The Friday Arts Diary

Our cultural picks for the week ahead.


Tate Britain, London SW1 - Another London: International Photographers Capture City Life 1930 – 1980, 27 July–16 September 

Tate Britain explores the capital city through the eyes of some of the most significant names in international photography, from Henri Cartier-Bresson to Eve Arnold. Bringing together 180 classic photographs, Another London explores the city’s rich complexity.


Raven Row, London E1 – The Real Truth – A World’s Fair, 28 July–19 August

Suzanne Treister’s project at Raven Row is spread over four weekends with speeches from a global futurist, an anarcho-primitivist and a US security agency insider within a specially designed theatre. A World’s Fair also hosts an exhibition including three unique libraries, two video lounges and designs for a virtual world’s fair. On 28 July Robert Rydell, the international expert on the power of world’s fairs to define the modern world, delivers a keynote speech.


The Africa Centre, London WC2 – And Crocodiles Are Hungry At Night, 31 July–18 August

Bilimankhwe Arts and Nanzikambe Theatre present the UK premiere of And Crocodiles Are Hungry At Night - the award-winning dissident poet Jack Mapanje’s prison memoir, adapted and directed by Kate Stafford. Mapanje was imprisoned in Malawi’s Mikuyu prison in 1987 without charge and remained there for over three years despite a prolonged international outcry.

**Stated problem 1:**
Name each venue featured in the arts diary.
**Stated problem 2:**
Rewrite the records from their first line through the line containing "tumbler-lid xyxy=(388,367,408,374)", changing "clock-icon" to "timer-icon" and leaving everything else unaltered.

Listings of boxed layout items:
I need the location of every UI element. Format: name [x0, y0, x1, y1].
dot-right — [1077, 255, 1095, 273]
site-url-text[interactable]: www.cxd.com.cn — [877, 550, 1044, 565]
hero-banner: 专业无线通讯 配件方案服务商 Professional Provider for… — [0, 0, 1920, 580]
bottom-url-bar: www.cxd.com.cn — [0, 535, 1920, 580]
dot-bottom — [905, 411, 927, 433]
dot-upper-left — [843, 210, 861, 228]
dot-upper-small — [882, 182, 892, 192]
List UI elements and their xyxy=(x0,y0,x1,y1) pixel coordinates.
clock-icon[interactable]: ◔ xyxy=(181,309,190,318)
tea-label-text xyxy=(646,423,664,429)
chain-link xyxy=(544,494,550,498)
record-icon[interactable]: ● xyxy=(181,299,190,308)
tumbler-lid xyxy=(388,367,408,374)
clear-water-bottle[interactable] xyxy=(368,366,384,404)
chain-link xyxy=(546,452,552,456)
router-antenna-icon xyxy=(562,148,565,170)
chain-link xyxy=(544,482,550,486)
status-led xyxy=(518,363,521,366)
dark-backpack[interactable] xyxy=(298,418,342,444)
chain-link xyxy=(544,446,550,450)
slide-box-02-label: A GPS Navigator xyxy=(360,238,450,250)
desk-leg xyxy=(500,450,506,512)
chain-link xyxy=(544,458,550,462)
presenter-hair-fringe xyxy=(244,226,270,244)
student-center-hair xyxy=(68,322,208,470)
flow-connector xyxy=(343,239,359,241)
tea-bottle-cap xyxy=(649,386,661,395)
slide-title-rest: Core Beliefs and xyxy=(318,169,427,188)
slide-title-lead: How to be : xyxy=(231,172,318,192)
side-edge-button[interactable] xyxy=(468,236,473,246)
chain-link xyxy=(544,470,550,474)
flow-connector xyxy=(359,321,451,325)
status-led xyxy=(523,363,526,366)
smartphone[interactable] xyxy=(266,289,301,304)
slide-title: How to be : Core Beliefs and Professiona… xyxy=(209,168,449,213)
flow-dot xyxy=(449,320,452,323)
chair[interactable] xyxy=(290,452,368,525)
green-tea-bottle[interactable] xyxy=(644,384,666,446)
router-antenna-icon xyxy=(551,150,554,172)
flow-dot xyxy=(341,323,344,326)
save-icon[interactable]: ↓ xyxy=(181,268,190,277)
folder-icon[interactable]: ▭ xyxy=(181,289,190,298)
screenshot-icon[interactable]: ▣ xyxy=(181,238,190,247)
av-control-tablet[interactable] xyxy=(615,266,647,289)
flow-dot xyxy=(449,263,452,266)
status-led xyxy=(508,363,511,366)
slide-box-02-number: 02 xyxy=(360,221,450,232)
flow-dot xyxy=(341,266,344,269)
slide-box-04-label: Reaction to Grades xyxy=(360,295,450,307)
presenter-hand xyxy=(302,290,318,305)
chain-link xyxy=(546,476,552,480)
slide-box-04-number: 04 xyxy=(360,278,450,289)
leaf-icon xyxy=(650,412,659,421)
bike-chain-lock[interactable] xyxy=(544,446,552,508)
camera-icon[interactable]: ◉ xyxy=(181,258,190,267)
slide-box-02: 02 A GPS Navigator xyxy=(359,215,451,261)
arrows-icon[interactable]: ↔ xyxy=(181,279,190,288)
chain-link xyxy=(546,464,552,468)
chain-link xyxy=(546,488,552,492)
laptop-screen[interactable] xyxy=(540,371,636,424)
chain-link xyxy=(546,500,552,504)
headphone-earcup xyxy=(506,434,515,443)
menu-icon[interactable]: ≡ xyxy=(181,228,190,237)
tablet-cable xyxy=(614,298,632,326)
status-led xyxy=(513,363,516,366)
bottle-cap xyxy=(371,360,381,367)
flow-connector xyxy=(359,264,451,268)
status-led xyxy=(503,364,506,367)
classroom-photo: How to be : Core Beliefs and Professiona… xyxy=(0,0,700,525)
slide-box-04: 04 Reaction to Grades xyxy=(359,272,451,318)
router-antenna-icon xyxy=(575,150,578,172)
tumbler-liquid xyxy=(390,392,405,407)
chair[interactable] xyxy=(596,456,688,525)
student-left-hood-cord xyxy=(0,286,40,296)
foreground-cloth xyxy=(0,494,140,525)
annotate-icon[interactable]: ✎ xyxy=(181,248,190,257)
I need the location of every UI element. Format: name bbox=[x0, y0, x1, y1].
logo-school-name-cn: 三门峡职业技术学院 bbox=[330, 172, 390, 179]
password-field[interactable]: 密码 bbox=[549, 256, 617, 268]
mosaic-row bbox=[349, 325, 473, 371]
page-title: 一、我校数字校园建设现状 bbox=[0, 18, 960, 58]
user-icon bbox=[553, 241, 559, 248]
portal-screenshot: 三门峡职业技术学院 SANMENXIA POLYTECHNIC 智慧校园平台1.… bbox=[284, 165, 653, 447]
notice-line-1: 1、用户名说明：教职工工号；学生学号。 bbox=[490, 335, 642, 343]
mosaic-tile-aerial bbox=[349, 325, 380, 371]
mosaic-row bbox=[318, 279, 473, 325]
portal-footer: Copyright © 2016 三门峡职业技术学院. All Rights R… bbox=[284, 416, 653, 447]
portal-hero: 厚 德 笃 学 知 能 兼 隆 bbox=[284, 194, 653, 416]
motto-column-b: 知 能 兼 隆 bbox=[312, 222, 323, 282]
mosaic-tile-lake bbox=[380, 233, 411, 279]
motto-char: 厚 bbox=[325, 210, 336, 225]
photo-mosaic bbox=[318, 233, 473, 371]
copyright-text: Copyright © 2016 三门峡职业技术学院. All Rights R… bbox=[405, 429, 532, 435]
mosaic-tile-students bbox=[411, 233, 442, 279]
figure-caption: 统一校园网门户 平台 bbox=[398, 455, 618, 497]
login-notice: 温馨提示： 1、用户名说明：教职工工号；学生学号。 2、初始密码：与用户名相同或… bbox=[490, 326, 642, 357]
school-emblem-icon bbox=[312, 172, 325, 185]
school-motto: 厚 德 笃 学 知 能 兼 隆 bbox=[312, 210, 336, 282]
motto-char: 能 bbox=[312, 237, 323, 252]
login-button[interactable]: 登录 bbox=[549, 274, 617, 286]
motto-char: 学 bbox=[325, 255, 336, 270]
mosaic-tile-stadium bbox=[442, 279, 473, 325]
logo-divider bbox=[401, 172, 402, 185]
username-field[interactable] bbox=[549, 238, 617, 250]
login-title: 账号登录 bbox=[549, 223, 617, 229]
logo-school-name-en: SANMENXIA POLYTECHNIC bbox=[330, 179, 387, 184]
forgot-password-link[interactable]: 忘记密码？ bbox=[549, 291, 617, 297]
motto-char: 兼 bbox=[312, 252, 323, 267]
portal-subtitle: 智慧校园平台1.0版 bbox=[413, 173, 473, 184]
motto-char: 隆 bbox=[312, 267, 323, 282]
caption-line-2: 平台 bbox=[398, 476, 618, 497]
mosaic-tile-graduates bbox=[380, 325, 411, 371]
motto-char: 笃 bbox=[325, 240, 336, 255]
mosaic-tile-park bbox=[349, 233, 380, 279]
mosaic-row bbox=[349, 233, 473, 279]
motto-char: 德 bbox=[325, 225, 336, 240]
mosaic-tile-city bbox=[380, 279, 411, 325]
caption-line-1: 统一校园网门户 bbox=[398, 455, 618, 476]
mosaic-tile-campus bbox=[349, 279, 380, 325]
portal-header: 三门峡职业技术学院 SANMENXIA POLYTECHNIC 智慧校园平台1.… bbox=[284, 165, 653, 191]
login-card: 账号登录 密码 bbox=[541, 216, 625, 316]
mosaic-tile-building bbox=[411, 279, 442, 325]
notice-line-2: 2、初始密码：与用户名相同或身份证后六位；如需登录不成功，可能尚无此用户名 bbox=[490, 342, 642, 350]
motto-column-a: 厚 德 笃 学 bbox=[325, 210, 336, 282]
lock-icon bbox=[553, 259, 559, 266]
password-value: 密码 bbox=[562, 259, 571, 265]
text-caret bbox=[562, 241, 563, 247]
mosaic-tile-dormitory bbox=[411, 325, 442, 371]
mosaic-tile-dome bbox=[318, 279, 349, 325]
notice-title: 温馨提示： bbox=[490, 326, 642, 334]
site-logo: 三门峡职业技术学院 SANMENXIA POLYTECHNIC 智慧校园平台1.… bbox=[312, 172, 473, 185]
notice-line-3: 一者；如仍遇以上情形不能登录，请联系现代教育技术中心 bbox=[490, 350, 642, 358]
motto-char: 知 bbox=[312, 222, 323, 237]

**Finished answer 1:**
Tate Britain; Raven Row; The Africa Centre

**Finished answer 2:**
I need the location of every UI element. Format: name [x0, y0, x1, y1].
dot-right — [1077, 255, 1095, 273]
site-url-text[interactable]: www.cxd.com.cn — [877, 550, 1044, 565]
hero-banner: 专业无线通讯 配件方案服务商 Professional Provider for… — [0, 0, 1920, 580]
bottom-url-bar: www.cxd.com.cn — [0, 535, 1920, 580]
dot-bottom — [905, 411, 927, 433]
dot-upper-left — [843, 210, 861, 228]
dot-upper-small — [882, 182, 892, 192]
List UI elements and their xyxy=(x0,y0,x1,y1) pixel coordinates.
timer-icon[interactable]: ◔ xyxy=(181,309,190,318)
tea-label-text xyxy=(646,423,664,429)
chain-link xyxy=(544,494,550,498)
record-icon[interactable]: ● xyxy=(181,299,190,308)
tumbler-lid xyxy=(388,367,408,374)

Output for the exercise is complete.